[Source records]
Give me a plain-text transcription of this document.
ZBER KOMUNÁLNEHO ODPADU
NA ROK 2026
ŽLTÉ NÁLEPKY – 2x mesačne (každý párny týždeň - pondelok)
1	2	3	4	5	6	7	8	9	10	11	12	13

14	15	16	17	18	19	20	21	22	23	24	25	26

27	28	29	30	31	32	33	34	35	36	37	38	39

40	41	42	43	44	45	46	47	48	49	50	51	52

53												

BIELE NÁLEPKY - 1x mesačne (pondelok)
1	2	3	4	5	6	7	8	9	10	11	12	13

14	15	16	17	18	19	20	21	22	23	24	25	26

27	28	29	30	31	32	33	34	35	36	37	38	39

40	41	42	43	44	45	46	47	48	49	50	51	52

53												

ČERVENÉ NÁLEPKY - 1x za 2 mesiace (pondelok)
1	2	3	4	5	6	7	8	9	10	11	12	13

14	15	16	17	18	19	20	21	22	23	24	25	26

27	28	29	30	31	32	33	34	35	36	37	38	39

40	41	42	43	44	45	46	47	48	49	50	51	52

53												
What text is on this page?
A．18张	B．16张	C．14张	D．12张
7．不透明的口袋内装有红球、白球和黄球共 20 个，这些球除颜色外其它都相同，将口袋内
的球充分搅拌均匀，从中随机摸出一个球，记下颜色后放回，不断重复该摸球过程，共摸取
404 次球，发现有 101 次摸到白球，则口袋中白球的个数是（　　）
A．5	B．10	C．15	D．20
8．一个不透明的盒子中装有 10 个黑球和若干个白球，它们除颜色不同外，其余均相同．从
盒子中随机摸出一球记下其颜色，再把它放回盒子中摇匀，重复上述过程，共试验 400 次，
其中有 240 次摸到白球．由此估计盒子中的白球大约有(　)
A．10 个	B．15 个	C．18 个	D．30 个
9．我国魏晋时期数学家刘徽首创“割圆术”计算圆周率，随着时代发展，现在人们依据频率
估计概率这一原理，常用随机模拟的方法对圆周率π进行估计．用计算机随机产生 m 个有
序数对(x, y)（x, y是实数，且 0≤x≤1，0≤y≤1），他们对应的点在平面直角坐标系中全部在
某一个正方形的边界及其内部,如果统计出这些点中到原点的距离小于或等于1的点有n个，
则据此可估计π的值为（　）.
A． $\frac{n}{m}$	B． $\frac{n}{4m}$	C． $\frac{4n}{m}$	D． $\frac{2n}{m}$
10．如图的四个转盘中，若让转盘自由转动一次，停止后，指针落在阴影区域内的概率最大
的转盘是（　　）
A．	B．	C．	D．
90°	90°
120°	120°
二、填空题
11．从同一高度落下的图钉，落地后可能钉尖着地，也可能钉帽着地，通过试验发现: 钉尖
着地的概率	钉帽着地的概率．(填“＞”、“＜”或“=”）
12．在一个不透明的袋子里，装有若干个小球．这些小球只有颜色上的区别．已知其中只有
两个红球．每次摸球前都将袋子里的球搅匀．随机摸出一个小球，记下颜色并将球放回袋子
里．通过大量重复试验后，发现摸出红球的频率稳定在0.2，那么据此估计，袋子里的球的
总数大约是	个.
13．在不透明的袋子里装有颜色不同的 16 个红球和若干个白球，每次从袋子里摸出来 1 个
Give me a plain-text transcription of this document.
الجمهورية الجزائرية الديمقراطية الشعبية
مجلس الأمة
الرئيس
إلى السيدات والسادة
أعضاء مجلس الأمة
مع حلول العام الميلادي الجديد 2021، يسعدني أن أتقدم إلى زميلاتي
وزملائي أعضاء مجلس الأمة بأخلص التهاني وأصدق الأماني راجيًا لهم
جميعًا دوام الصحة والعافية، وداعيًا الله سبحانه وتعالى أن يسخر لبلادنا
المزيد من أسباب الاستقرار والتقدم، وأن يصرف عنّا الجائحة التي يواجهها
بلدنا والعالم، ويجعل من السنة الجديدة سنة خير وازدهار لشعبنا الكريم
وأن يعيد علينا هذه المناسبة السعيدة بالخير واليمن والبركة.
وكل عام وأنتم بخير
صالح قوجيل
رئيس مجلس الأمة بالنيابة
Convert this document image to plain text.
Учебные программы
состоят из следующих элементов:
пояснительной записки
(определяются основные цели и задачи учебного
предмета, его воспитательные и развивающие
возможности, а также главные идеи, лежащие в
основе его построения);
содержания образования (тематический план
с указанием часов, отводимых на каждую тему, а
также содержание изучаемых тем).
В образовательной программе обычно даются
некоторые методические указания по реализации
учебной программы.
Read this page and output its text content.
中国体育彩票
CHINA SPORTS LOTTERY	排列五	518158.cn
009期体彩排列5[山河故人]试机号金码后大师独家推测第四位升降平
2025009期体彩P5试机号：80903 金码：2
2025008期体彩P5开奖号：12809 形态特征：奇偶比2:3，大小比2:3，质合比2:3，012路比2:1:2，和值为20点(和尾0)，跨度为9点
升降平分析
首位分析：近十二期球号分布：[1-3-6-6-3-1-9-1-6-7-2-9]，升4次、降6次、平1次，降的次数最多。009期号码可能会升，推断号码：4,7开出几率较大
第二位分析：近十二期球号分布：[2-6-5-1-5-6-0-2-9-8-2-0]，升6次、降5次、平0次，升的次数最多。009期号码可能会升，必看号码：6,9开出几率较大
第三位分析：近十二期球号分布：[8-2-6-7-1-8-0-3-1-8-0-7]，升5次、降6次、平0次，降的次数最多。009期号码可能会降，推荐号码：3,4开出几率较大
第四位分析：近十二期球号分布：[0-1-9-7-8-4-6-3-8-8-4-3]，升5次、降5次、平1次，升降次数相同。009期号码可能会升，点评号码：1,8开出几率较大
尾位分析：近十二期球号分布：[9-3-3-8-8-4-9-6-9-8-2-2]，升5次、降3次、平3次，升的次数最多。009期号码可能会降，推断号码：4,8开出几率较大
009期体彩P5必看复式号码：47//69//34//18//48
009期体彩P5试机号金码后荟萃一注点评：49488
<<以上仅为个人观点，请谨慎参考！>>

▸ Stated task
Output all preceding records character for character.

▸ Output for this exercise
Give me a plain-text transcription of this document.
ZBER KOMUNÁLNEHO ODPADU
NA ROK 2026
ŽLTÉ NÁLEPKY – 2x mesačne (každý párny týždeň - pondelok)
1	2	3	4	5	6	7	8	9	10	11	12	13

14	15	16	17	18	19	20	21	22	23	24	25	26

27	28	29	30	31	32	33	34	35	36	37	38	39

40	41	42	43	44	45	46	47	48	49	50	51	52

53												

BIELE NÁLEPKY - 1x mesačne (pondelok)
1	2	3	4	5	6	7	8	9	10	11	12	13

14	15	16	17	18	19	20	21	22	23	24	25	26

27	28	29	30	31	32	33	34	35	36	37	38	39

40	41	42	43	44	45	46	47	48	49	50	51	52

53												

ČERVENÉ NÁLEPKY - 1x za 2 mesiace (pondelok)
1	2	3	4	5	6	7	8	9	10	11	12	13

14	15	16	17	18	19	20	21	22	23	24	25	26

27	28	29	30	31	32	33	34	35	36	37	38	39

40	41	42	43	44	45	46	47	48	49	50	51	52

53												
What text is on this page?
A．18张	B．16张	C．14张	D．12张
7．不透明的口袋内装有红球、白球和黄球共 20 个，这些球除颜色外其它都相同，将口袋内
的球充分搅拌均匀，从中随机摸出一个球，记下颜色后放回，不断重复该摸球过程，共摸取
404 次球，发现有 101 次摸到白球，则口袋中白球的个数是（　　）
A．5	B．10	C．15	D．20
8．一个不透明的盒子中装有 10 个黑球和若干个白球，它们除颜色不同外，其余均相同．从
盒子中随机摸出一球记下其颜色，再把它放回盒子中摇匀，重复上述过程，共试验 400 次，
其中有 240 次摸到白球．由此估计盒子中的白球大约有(　)
A．10 个	B．15 个	C．18 个	D．30 个
9．我国魏晋时期数学家刘徽首创“割圆术”计算圆周率，随着时代发展，现在人们依据频率
估计概率这一原理，常用随机模拟的方法对圆周率π进行估计．用计算机随机产生 m 个有
序数对(x, y)（x, y是实数，且 0≤x≤1，0≤y≤1），他们对应的点在平面直角坐标系中全部在
某一个正方形的边界及其内部,如果统计出这些点中到原点的距离小于或等于1的点有n个，
则据此可估计π的值为（　）.
A． $\frac{n}{m}$	B． $\frac{n}{4m}$	C． $\frac{4n}{m}$	D． $\frac{2n}{m}$
10．如图的四个转盘中，若让转盘自由转动一次，停止后，指针落在阴影区域内的概率最大
的转盘是（　　）
A．	B．	C．	D．
90°	90°
120°	120°
二、填空题
11．从同一高度落下的图钉，落地后可能钉尖着地，也可能钉帽着地，通过试验发现: 钉尖
着地的概率	钉帽着地的概率．(填“＞”、“＜”或“=”）
12．在一个不透明的袋子里，装有若干个小球．这些小球只有颜色上的区别．已知其中只有
两个红球．每次摸球前都将袋子里的球搅匀．随机摸出一个小球，记下颜色并将球放回袋子
里．通过大量重复试验后，发现摸出红球的频率稳定在0.2，那么据此估计，袋子里的球的
总数大约是	个.
13．在不透明的袋子里装有颜色不同的 16 个红球和若干个白球，每次从袋子里摸出来 1 个
Give me a plain-text transcription of this document.
الجمهورية الجزائرية الديمقراطية الشعبية
مجلس الأمة
الرئيس
إلى السيدات والسادة
أعضاء مجلس الأمة
مع حلول العام الميلادي الجديد 2021، يسعدني أن أتقدم إلى زميلاتي
وزملائي أعضاء مجلس الأمة بأخلص التهاني وأصدق الأماني راجيًا لهم
جميعًا دوام الصحة والعافية، وداعيًا الله سبحانه وتعالى أن يسخر لبلادنا
المزيد من أسباب الاستقرار والتقدم، وأن يصرف عنّا الجائحة التي يواجهها
بلدنا والعالم، ويجعل من السنة الجديدة سنة خير وازدهار لشعبنا الكريم
وأن يعيد علينا هذه المناسبة السعيدة بالخير واليمن والبركة.
وكل عام وأنتم بخير
صالح قوجيل
رئيس مجلس الأمة بالنيابة
Convert this document image to plain text.
Учебные программы
состоят из следующих элементов:
пояснительной записки
(определяются основные цели и задачи учебного
предмета, его воспитательные и развивающие
возможности, а также главные идеи, лежащие в
основе его построения);
содержания образования (тематический план
с указанием часов, отводимых на каждую тему, а
также содержание изучаемых тем).
В образовательной программе обычно даются
некоторые методические указания по реализации
учебной программы.
Read this page and output its text content.
中国体育彩票
CHINA SPORTS LOTTERY	排列五	518158.cn
009期体彩排列5[山河故人]试机号金码后大师独家推测第四位升降平
2025009期体彩P5试机号：80903 金码：2
2025008期体彩P5开奖号：12809 形态特征：奇偶比2:3，大小比2:3，质合比2:3，012路比2:1:2，和值为20点(和尾0)，跨度为9点
升降平分析
首位分析：近十二期球号分布：[1-3-6-6-3-1-9-1-6-7-2-9]，升4次、降6次、平1次，降的次数最多。009期号码可能会升，推断号码：4,7开出几率较大
第二位分析：近十二期球号分布：[2-6-5-1-5-6-0-2-9-8-2-0]，升6次、降5次、平0次，升的次数最多。009期号码可能会升，必看号码：6,9开出几率较大
第三位分析：近十二期球号分布：[8-2-6-7-1-8-0-3-1-8-0-7]，升5次、降6次、平0次，降的次数最多。009期号码可能会降，推荐号码：3,4开出几率较大
第四位分析：近十二期球号分布：[0-1-9-7-8-4-6-3-8-8-4-3]，升5次、降5次、平1次，升降次数相同。009期号码可能会升，点评号码：1,8开出几率较大
尾位分析：近十二期球号分布：[9-3-3-8-8-4-9-6-9-8-2-2]，升5次、降3次、平3次，升的次数最多。009期号码可能会降，推断号码：4,8开出几率较大
009期体彩P5必看复式号码：47//69//34//18//48
009期体彩P5试机号金码后荟萃一注点评：49488
<<以上仅为个人观点，请谨慎参考！>>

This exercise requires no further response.